→ Prompt: Reproduce all entries precisely as they are written.

→ Data extract:
((
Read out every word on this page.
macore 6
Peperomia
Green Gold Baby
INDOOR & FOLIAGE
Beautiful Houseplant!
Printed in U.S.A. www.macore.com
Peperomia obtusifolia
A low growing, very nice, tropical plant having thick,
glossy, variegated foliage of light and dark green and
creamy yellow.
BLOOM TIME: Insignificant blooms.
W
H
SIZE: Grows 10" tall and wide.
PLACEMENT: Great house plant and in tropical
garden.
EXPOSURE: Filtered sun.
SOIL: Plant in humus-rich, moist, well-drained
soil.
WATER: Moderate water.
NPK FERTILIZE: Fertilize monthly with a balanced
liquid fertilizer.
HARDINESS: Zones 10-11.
))
→ Response below:
Read out every word on this page.
macore 6
Peperomia
Green Gold Baby
INDOOR & FOLIAGE
Beautiful Houseplant!
Printed in U.S.A. www.macore.com
Peperomia obtusifolia
A low growing, very nice, tropical plant having thick,
glossy, variegated foliage of light and dark green and
creamy yellow.
BLOOM TIME: Insignificant blooms.
W
H
SIZE: Grows 10" tall and wide.
PLACEMENT: Great house plant and in tropical
garden.
EXPOSURE: Filtered sun.
SOIL: Plant in humus-rich, moist, well-drained
soil.
WATER: Moderate water.
NPK FERTILIZE: Fertilize monthly with a balanced
liquid fertilizer.
HARDINESS: Zones 10-11.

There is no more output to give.